● **TASK INSTRUCTIONS**
Your task is to repeat all of the data exactly while excluding the pictures.

(Dataset records)
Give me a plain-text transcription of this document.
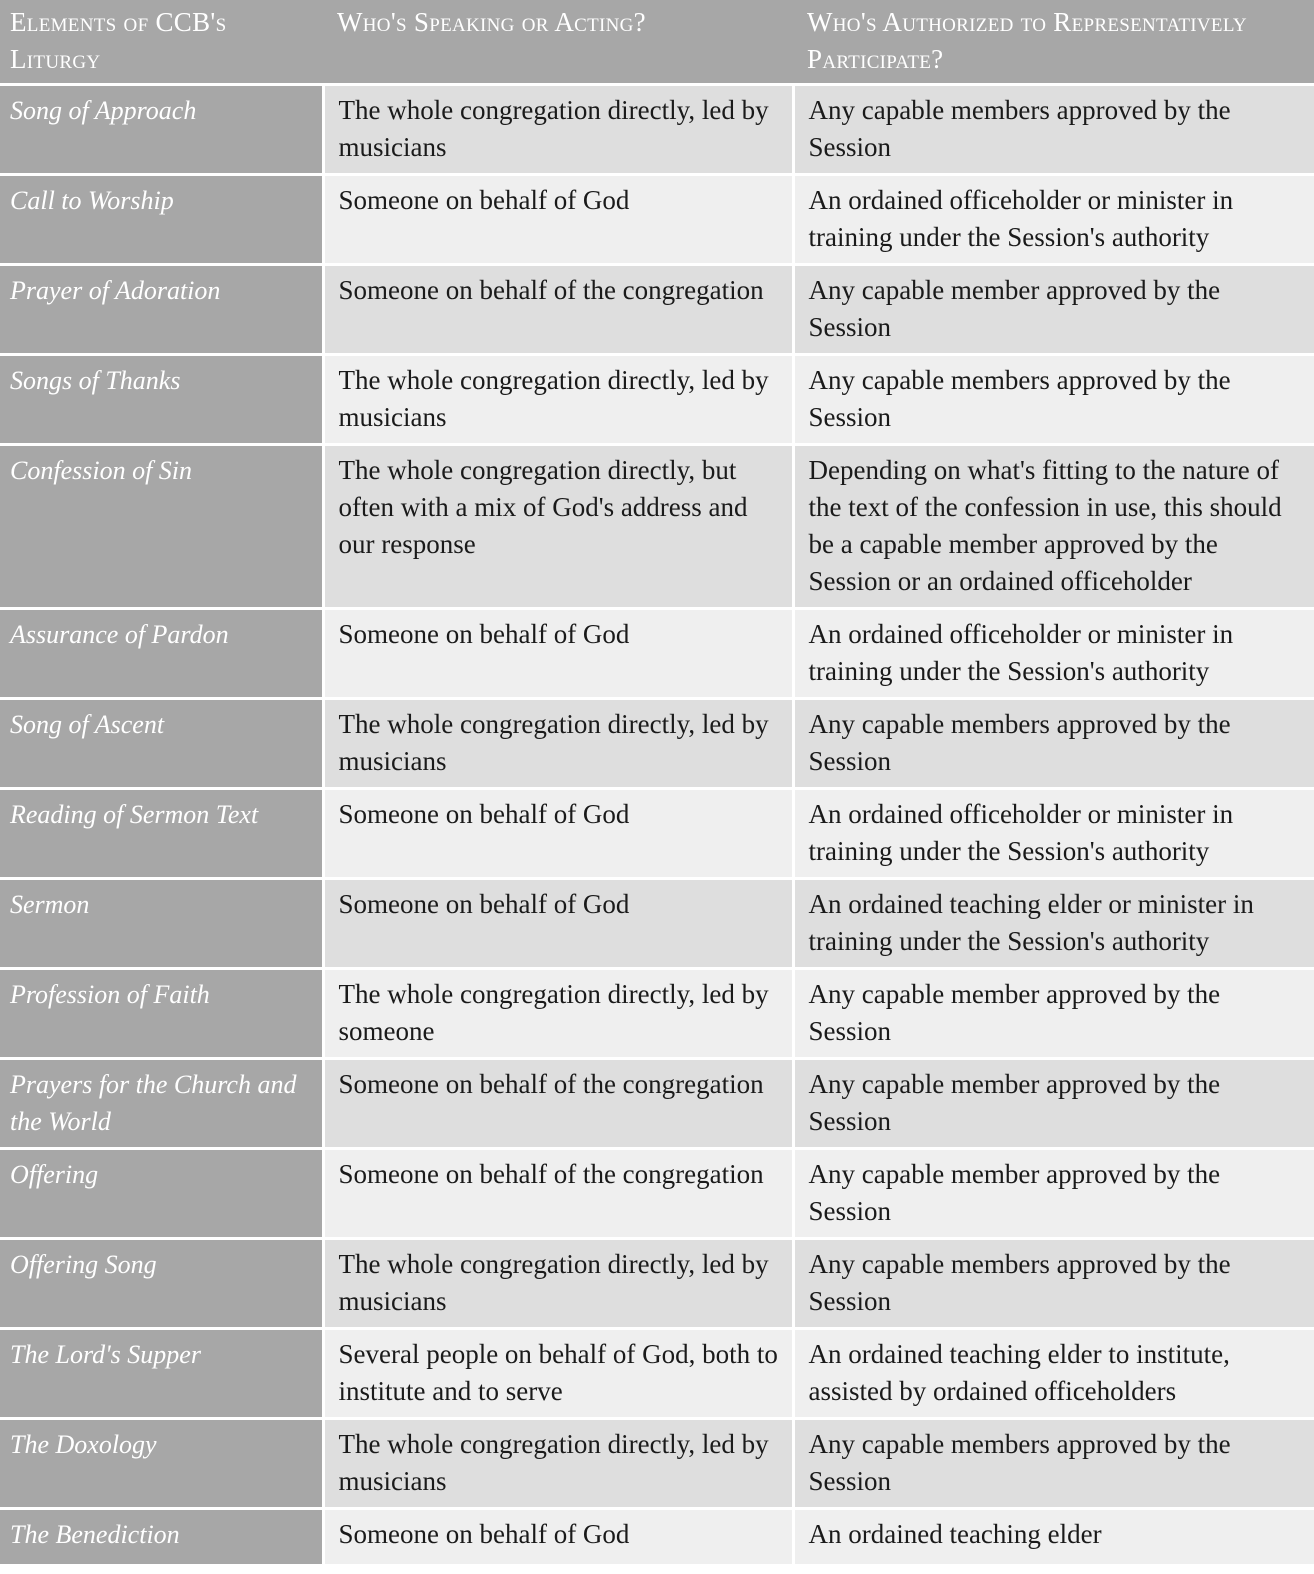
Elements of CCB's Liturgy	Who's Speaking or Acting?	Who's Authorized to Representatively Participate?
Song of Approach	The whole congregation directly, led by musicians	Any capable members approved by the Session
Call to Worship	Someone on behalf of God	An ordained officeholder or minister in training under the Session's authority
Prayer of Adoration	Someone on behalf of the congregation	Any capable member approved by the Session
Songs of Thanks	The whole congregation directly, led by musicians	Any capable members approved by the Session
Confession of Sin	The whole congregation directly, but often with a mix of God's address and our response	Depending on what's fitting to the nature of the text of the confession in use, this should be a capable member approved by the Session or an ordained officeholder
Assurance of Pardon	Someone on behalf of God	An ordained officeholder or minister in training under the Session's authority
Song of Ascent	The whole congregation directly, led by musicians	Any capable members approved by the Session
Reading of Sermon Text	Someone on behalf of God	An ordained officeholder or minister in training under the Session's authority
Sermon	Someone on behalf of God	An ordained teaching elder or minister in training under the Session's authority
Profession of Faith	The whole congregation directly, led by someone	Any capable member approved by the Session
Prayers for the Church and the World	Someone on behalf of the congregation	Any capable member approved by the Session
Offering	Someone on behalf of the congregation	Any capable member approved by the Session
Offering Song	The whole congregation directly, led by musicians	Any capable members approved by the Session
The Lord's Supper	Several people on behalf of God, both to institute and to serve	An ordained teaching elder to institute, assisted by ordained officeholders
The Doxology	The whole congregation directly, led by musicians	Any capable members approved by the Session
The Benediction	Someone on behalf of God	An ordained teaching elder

● **ANSWER**
Give me a plain-text transcription of this document.
Elements of CCB's Liturgy	Who's Speaking or Acting?	Who's Authorized to Representatively Participate?
Song of Approach	The whole congregation directly, led by musicians	Any capable members approved by the Session
Call to Worship	Someone on behalf of God	An ordained officeholder or minister in training under the Session's authority
Prayer of Adoration	Someone on behalf of the congregation	Any capable member approved by the Session
Songs of Thanks	The whole congregation directly, led by musicians	Any capable members approved by the Session
Confession of Sin	The whole congregation directly, but often with a mix of God's address and our response	Depending on what's fitting to the nature of the text of the confession in use, this should be a capable member approved by the Session or an ordained officeholder
Assurance of Pardon	Someone on behalf of God	An ordained officeholder or minister in training under the Session's authority
Song of Ascent	The whole congregation directly, led by musicians	Any capable members approved by the Session
Reading of Sermon Text	Someone on behalf of God	An ordained officeholder or minister in training under the Session's authority
Sermon	Someone on behalf of God	An ordained teaching elder or minister in training under the Session's authority
Profession of Faith	The whole congregation directly, led by someone	Any capable member approved by the Session
Prayers for the Church and the World	Someone on behalf of the congregation	Any capable member approved by the Session
Offering	Someone on behalf of the congregation	Any capable member approved by the Session
Offering Song	The whole congregation directly, led by musicians	Any capable members approved by the Session
The Lord's Supper	Several people on behalf of God, both to institute and to serve	An ordained teaching elder to institute, assisted by ordained officeholders
The Doxology	The whole congregation directly, led by musicians	Any capable members approved by the Session
The Benediction	Someone on behalf of God	An ordained teaching elder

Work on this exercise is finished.